Nun ist es amtlich. Das Gesetz, dass endlich Rechtssicherheit für Outsourcing bei Berufsgeheimnisträgern schaffen soll, ist in Kraft getreten.

Am 08. November 2017 wurde das „Gesetz zur Neuregelung des Schutzes von Geheimnissen bei der Mitwirkung Dritter an der Berufsausübung schweigepflichtiger Personen″ im Bundesgesetzblatt verkündet und trat am 09. November 2017 in Kraft (zum Gesetzesentwurf haben wir bereits berichtet).

Zuvor hatte der Bundestag den Gesetzesentwurf nach erfolgter Stellungnahme des Bundesrats am 27. April 2017 beraten und nochmals in die Ausschüsse verwiesen. Das in der Ausschussfassung beschlossene Gesetz entspricht jedoch im Wesentlichen dem Regierungsentwurf. Lediglich Änderungen strafprozessualer Vorschriften, die zunächst Gegenstand eines anderen Gesetzgebungsverfahrens waren, wurden noch hinzugefügt.

Durch das Gesetz soll der Weg für eine straffreie Auslagerung bestimmter Tätigkeiten auf externe Anbieter auch für Berufsgeheimnisträger geebnet werden. Neben Änderungen des Strafrechts schafft das neue Gesetz hierfür auch berufsrechtliche Befugnisnormen für Anwälte und Steuerberater.

Das Gesetz ist begrüßenswert und bringt in weiten Teilen (endlich) die erhoffte Rechtssicherheit. Einzelfragen zur tatsächlichen Ausgestaltung in der Praxis, vor allem bei Sachverhalten mit internationalem Bezug, bleiben jedoch offen.

* * * *

=== ZU ERLEDIGENDE AUFGABEN ===
- a) An welchem Tag trat laut dem Text zum Outsourcing-Gesetz das neue Gesetz in Kraft?
- b) Führe den Text zum Outsourcing-Gesetz im Anschluss an seinen letzten Satz fort.
Die Datensätze haben hiermit nichts zu tun.

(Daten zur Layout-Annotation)
* * * *

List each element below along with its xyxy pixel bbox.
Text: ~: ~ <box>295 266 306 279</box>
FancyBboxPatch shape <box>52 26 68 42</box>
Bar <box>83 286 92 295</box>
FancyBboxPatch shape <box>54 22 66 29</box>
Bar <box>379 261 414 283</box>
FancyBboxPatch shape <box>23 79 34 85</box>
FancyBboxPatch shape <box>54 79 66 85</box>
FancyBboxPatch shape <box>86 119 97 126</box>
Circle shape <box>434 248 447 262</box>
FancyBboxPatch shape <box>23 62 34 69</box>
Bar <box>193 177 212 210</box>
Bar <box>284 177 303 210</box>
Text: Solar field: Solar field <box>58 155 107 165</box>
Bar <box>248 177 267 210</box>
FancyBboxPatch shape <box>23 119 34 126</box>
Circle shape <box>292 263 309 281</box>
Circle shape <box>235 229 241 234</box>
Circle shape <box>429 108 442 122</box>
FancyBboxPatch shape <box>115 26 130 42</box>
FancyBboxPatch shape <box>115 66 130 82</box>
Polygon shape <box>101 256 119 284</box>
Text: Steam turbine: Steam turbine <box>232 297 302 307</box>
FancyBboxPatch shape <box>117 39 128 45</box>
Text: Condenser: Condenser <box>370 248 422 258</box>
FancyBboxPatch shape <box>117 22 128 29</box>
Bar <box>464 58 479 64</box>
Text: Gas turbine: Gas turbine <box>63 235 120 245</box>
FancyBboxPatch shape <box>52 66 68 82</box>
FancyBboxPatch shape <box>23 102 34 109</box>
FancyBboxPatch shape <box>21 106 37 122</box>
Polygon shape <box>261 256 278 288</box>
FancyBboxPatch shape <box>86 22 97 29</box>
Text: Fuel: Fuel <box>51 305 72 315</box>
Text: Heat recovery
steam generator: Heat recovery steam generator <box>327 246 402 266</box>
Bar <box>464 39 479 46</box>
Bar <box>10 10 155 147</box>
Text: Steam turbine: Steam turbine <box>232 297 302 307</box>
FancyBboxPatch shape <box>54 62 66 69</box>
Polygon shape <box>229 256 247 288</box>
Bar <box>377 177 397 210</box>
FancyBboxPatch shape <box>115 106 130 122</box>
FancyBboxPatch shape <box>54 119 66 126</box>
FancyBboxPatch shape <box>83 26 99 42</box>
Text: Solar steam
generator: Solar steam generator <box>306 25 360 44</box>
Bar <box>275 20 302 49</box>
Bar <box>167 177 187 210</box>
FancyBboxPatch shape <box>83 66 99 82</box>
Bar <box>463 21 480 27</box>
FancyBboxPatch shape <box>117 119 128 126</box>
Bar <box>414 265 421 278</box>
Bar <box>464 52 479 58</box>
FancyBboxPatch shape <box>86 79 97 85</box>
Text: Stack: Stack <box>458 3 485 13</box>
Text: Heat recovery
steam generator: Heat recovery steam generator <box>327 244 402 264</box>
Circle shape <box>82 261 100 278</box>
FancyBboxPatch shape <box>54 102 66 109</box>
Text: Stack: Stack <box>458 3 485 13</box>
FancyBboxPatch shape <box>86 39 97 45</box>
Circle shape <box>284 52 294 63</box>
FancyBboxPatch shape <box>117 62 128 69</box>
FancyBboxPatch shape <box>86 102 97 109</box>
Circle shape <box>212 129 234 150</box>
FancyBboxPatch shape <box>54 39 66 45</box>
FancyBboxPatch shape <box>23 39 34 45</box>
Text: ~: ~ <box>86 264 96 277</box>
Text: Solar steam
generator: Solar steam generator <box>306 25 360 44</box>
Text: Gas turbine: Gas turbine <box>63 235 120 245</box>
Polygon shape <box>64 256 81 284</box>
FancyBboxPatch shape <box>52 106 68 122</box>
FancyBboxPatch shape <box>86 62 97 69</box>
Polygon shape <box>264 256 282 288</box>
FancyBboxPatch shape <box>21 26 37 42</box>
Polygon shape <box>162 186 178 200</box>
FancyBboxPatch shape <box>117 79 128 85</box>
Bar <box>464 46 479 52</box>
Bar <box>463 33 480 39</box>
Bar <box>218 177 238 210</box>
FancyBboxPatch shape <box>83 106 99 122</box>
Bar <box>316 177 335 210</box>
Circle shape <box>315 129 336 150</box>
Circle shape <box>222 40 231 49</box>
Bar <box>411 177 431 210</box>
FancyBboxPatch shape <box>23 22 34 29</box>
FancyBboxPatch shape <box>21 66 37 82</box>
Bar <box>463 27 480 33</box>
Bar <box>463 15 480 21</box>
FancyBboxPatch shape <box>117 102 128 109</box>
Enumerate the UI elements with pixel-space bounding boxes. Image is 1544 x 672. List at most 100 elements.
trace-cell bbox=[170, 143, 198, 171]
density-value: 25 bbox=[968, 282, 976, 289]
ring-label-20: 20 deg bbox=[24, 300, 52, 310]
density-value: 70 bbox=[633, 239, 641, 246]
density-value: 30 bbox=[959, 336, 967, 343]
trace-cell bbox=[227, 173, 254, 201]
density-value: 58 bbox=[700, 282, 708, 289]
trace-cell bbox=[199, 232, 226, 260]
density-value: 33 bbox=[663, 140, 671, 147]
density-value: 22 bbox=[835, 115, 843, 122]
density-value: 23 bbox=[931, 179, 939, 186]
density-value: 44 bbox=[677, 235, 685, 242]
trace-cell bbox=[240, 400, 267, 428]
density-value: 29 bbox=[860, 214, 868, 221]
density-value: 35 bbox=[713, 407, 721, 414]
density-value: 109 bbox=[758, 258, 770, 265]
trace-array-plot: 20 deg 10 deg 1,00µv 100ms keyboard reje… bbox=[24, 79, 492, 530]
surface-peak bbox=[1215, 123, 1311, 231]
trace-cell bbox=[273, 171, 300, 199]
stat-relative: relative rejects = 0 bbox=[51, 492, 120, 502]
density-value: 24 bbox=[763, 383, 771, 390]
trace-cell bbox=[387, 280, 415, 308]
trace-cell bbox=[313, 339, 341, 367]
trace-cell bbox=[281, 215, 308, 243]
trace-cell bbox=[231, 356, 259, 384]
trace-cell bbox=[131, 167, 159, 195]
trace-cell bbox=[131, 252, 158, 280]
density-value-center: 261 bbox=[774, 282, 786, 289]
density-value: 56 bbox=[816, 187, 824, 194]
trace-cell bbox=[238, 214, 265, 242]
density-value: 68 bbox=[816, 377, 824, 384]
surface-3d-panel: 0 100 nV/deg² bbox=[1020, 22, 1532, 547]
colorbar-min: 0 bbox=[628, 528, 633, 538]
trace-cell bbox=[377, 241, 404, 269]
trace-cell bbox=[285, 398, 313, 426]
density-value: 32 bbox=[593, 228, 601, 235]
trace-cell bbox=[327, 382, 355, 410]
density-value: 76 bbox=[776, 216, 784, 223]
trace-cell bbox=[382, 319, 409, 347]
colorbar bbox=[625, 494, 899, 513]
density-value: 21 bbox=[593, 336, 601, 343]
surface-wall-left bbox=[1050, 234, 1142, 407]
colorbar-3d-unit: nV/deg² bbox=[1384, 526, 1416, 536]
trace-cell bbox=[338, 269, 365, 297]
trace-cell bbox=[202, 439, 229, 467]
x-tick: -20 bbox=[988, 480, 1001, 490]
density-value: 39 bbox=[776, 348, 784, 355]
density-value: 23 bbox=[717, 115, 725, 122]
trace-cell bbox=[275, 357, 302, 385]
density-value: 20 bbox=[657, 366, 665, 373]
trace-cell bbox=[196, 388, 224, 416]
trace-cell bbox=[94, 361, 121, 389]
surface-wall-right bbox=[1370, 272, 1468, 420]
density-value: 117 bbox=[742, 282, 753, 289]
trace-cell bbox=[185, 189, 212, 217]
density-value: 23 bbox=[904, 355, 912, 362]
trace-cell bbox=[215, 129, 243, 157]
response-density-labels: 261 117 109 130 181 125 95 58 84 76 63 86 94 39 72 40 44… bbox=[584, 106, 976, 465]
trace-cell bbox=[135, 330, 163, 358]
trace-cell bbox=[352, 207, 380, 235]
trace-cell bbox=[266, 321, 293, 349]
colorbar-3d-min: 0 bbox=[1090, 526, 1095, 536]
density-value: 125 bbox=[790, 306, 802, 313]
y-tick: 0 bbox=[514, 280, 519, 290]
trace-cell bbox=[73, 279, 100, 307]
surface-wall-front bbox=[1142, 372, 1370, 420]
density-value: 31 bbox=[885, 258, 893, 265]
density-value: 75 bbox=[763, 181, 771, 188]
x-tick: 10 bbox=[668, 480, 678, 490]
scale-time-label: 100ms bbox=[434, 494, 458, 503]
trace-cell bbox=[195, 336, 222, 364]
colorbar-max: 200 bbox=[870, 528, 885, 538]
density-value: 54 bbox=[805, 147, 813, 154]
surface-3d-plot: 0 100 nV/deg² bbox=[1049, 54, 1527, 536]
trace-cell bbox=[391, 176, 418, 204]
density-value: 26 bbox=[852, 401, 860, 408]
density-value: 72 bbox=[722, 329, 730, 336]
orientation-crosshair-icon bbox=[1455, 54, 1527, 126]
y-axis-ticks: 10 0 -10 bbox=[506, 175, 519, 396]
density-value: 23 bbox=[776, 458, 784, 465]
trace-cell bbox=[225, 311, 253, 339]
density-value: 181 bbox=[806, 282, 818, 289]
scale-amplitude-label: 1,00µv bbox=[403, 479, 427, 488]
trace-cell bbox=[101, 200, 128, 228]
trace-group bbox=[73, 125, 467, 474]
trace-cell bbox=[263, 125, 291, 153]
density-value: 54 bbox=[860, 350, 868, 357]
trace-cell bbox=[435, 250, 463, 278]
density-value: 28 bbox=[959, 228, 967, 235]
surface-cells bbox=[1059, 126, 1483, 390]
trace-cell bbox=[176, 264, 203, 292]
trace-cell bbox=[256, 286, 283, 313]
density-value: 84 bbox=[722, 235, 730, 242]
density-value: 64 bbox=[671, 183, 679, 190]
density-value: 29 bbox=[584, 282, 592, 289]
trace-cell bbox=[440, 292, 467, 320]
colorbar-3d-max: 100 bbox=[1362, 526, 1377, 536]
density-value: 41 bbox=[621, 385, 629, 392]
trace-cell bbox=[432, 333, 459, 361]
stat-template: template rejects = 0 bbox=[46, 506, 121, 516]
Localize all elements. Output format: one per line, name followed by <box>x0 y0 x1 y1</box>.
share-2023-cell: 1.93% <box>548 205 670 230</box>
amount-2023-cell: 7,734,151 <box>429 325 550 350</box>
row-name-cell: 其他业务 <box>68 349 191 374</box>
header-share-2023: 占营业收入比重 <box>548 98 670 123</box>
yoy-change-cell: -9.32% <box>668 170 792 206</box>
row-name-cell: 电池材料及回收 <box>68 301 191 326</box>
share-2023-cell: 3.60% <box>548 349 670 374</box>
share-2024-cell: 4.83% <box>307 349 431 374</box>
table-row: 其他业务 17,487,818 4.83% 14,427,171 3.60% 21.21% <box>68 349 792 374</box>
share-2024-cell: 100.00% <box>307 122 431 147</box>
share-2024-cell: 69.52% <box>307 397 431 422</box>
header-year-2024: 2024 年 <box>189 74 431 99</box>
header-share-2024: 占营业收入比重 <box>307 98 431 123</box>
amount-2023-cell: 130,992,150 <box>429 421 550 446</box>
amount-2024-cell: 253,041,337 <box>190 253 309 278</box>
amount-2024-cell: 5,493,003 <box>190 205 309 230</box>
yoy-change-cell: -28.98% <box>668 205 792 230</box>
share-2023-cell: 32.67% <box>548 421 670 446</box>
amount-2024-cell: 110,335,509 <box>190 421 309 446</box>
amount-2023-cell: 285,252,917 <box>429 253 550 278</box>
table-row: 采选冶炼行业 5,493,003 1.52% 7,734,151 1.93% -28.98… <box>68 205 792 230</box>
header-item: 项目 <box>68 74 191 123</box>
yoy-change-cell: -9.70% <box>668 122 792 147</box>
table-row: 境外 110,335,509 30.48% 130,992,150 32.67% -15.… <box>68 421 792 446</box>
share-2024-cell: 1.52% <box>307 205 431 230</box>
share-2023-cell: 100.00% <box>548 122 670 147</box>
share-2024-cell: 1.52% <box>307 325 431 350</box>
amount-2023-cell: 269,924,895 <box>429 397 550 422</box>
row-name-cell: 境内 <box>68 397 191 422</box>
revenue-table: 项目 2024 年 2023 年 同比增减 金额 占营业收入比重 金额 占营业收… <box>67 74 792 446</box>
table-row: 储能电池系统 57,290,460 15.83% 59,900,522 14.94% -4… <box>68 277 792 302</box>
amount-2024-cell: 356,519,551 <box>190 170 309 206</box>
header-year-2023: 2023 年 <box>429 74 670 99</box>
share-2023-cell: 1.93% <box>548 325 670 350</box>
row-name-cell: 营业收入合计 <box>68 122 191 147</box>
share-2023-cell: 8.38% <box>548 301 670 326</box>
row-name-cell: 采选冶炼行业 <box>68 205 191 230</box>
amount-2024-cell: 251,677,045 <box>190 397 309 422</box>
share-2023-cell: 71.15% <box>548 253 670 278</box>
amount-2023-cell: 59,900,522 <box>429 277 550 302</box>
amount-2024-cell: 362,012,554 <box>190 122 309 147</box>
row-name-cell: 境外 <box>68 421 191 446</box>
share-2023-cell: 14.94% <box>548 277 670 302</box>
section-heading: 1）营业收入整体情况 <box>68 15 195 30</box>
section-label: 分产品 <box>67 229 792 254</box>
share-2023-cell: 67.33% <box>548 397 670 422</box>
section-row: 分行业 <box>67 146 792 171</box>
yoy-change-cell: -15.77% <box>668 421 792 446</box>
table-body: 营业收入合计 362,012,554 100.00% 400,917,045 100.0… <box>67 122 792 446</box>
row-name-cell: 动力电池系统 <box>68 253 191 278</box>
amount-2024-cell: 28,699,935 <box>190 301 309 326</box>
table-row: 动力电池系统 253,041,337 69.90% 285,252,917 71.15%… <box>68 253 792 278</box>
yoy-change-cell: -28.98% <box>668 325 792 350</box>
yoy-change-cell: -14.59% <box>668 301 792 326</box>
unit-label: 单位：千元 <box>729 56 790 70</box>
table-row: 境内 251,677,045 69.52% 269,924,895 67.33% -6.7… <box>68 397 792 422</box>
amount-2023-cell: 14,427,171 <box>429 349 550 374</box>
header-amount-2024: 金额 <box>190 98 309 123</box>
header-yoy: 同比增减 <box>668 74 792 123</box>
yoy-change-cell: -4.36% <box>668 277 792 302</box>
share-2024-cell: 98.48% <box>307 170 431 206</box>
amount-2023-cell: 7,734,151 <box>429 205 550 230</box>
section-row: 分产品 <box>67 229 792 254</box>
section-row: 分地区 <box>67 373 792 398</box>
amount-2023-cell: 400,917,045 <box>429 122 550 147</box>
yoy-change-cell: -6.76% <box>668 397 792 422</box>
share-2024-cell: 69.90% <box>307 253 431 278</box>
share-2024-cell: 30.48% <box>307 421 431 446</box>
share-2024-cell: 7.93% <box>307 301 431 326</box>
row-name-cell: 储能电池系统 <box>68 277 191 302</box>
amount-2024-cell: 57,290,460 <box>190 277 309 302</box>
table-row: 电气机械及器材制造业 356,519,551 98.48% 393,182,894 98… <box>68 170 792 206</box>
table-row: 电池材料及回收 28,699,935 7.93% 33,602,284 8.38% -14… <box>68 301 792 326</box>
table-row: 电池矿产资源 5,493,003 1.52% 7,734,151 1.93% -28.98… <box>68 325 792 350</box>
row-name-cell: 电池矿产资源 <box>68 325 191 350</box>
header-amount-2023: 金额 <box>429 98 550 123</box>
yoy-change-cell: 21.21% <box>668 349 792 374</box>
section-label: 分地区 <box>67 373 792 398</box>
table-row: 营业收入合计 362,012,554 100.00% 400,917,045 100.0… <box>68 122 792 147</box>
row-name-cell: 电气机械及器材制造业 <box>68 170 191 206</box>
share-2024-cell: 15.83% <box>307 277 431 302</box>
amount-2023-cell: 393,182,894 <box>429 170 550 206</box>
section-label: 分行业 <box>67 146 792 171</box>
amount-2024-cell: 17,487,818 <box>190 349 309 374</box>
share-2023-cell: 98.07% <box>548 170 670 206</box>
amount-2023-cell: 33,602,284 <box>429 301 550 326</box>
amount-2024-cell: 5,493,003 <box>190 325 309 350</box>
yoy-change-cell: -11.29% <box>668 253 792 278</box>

* * * *

=== ANTWORTEN JE AUFGABE ===
- a) Am 09. November 2017.

- b)
Die „mitwirkende Person″ als zentraler Begriff des § 203 StGB

Der zentrale Begriff der neuen Regelungen ist der der mitwirkenden Person. Nach § 203 Abs. 3 StGB sind dies „sonstige Personen″, die an der „beruflichen oder dienstlichen Tätigkeit mitwirken″.

Die mitwirkende Person ist die Person, die selbst die mitwirkende Tätigkeit ausübt. Der Berufsgeheimnisträger kann jedoch auch mit einem Unternehmen einen entsprechenden Vertrag schließen. In diesem ist das Unternehmen jedoch zu verpflichten, die eingesetzten Personen im Rahmen des Arbeitsvertrags oder einer sonstigen vertraglichen Vereinbarung persönlich entsprechend zu verpflichten. Dies gilt auch in mehrstufigen Auftragsverhältnissen, die grundsätzlich möglich sind, wenn der Berufsgeheimnisträger dies gestattet.

Mit den mitwirkenden Personen hat der Gesetzgeber einen weiten Personenkreis definiert, demgegenüber ein Offenbaren bei Vorliegen der weiteren Voraussetzungen straffrei möglich sein soll. Dies führt unweigerlich zu einer Verwässerung des Geheimnisschutzes, die der Gesetzgeber jedoch aufgrund wirtschaftlicher und technischer Notwendigkeiten grundsätzlich in Kauf nimmt. Eine Kompensation soll durch die Einbeziehung der mitwirkenden Personen in die Strafbarkeit sowie das Kriterium der Erforderlichkeit bei der Informationsweitergabe erfolgen. Aber auch die Professionalisierung bestimmter Tätigkeiten durch Auslagerung auf spezialisierte Anbieter kompensiert die Ausdehnung des berechtigten Personenkreises in gewissem Maße.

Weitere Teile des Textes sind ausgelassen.